Give a verbatim copy of the lines below, minus the pictures.
___ Material supplied ___
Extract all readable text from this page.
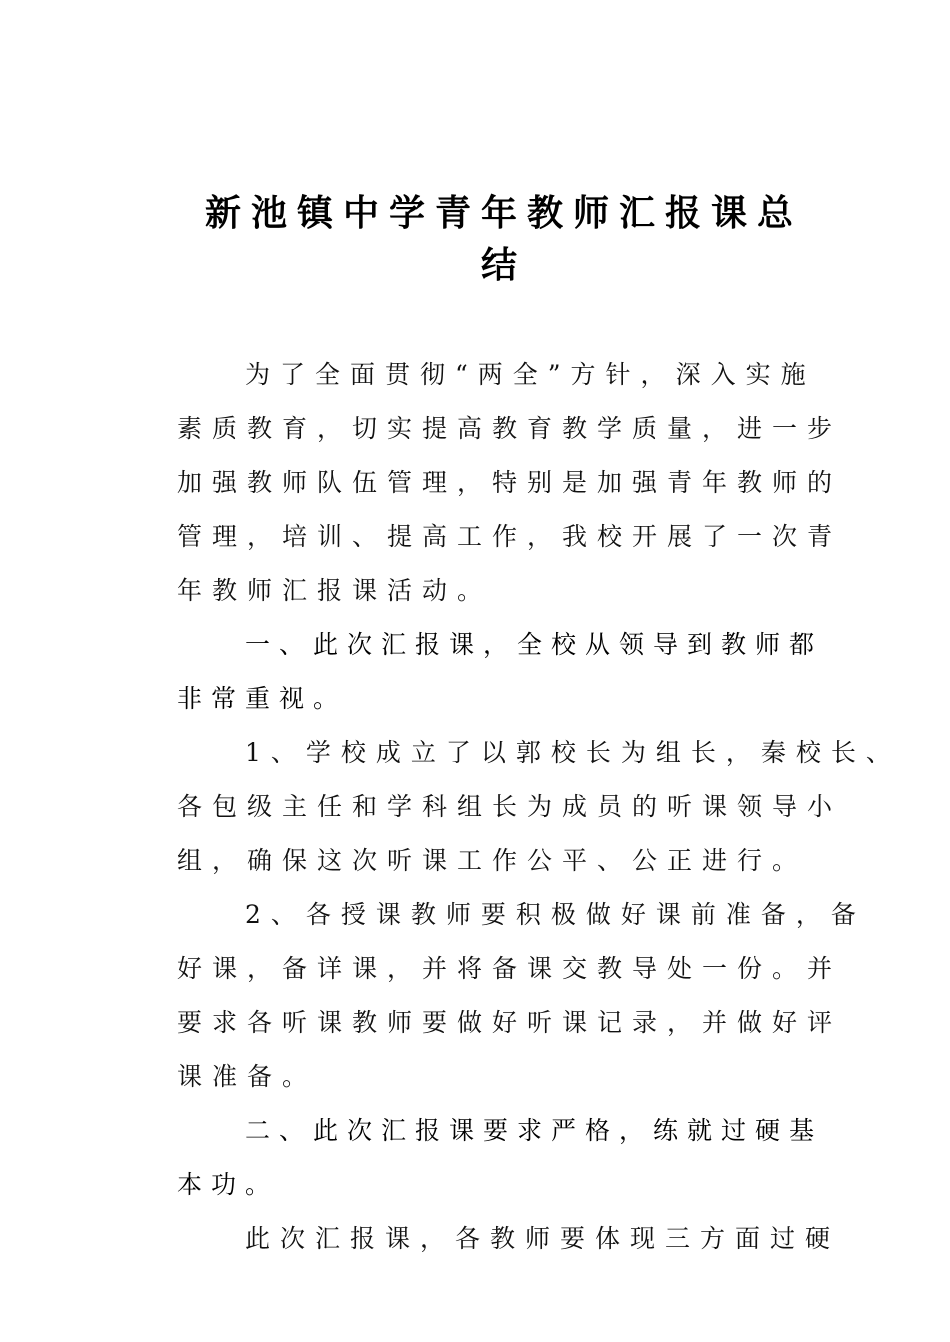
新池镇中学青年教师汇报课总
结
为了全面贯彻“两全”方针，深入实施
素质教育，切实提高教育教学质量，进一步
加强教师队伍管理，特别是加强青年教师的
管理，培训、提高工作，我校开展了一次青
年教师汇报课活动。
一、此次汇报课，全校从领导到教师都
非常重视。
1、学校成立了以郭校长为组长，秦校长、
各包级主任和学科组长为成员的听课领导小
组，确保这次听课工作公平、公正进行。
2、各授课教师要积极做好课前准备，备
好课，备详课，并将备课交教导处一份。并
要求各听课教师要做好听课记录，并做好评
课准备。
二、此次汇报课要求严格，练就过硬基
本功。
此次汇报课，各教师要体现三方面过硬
___
__Response__:
Extract all readable text from this page.
新池镇中学青年教师汇报课总
结
为了全面贯彻“两全”方针，深入实施
素质教育，切实提高教育教学质量，进一步
加强教师队伍管理，特别是加强青年教师的
管理，培训、提高工作，我校开展了一次青
年教师汇报课活动。
一、此次汇报课，全校从领导到教师都
非常重视。
1、学校成立了以郭校长为组长，秦校长、
各包级主任和学科组长为成员的听课领导小
组，确保这次听课工作公平、公正进行。
2、各授课教师要积极做好课前准备，备
好课，备详课，并将备课交教导处一份。并
要求各听课教师要做好听课记录，并做好评
课准备。
二、此次汇报课要求严格，练就过硬基
本功。
此次汇报课，各教师要体现三方面过硬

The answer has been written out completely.